═════ Data shown ═════
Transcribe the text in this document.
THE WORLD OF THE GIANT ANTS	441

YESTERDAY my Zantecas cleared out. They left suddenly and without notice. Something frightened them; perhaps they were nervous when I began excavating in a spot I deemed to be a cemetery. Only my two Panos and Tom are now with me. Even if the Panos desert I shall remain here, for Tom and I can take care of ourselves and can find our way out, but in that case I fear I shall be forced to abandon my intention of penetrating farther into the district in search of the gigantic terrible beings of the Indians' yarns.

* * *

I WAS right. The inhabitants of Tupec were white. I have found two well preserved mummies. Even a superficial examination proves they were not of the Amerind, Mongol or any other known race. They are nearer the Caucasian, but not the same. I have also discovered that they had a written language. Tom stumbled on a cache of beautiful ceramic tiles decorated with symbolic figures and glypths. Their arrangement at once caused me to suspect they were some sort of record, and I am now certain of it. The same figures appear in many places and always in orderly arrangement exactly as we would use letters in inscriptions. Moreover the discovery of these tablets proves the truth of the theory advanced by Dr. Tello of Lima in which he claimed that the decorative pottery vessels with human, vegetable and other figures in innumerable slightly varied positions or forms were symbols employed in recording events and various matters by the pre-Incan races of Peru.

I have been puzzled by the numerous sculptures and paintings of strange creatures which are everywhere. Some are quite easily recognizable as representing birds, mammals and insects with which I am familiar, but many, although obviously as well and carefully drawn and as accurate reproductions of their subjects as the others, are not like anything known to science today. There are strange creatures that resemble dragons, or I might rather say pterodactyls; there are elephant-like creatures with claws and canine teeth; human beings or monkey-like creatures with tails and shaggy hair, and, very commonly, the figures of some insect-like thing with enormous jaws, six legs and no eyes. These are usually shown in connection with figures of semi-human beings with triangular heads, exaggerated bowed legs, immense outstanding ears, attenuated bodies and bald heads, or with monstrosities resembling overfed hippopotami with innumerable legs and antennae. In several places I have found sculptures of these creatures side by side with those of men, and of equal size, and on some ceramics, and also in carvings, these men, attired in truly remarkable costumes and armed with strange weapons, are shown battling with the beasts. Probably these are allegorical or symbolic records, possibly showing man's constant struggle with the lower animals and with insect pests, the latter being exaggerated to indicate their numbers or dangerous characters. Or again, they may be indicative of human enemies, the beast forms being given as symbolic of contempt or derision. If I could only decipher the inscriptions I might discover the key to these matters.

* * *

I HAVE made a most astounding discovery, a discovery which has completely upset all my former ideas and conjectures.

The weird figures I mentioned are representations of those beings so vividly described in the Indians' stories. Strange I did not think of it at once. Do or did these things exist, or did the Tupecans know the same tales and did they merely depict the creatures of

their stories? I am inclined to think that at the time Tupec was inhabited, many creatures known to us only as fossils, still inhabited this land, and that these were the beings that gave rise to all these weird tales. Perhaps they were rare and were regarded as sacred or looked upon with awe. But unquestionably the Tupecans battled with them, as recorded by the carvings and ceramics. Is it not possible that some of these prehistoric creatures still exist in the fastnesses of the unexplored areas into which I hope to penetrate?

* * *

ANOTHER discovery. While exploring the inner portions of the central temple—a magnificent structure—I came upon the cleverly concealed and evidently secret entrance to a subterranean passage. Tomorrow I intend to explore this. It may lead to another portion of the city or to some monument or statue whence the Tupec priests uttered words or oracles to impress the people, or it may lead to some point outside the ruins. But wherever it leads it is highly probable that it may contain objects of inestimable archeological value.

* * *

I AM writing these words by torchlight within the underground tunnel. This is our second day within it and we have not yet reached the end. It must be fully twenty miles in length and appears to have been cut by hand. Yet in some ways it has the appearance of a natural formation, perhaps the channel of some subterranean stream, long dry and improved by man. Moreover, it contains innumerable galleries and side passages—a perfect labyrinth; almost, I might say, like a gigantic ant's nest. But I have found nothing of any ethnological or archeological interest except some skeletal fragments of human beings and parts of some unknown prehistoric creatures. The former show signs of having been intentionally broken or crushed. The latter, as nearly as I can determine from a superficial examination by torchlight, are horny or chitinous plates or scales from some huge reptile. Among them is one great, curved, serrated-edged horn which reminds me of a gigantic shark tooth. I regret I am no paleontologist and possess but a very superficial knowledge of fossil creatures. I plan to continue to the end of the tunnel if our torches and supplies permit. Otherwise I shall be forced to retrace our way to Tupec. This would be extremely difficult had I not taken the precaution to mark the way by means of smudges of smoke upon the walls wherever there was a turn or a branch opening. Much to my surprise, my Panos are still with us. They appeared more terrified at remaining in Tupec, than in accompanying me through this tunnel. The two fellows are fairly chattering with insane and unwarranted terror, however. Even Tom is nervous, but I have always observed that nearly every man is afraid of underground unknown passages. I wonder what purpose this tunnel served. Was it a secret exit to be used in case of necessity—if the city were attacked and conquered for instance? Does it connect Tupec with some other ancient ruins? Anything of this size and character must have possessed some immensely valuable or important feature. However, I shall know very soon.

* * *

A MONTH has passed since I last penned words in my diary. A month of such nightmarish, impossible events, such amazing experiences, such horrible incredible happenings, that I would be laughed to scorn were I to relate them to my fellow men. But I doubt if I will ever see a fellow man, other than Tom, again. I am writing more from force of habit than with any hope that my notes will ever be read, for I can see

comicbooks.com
═════
▶ **Problem statement**: In the lines above, locate the string "stories". Copy every line where it occurs.

▶ **Response to this task**:
The weird figures I mentioned are representations of those beings so vividly described in the Indians' stories. Strange I did not think of it at once. Do or did these things exist, or did the Tupecans know the same tales and did they merely depict the creatures of
their stories? I am inclined to think that at the time Tupec was inhabited, many creatures known to us only as fossils, still inhabited this land, and that these were the beings that gave rise to all these weird tales. Perhaps they were rare and were regarded as sacred or looked upon with awe. But unquestionably the Tupecans battled with them, as recorded by the carvings and ceramics. Is it not possible that some of these prehistoric creatures still exist in the fastnesses of the unexplored areas into which I hope to penetrate?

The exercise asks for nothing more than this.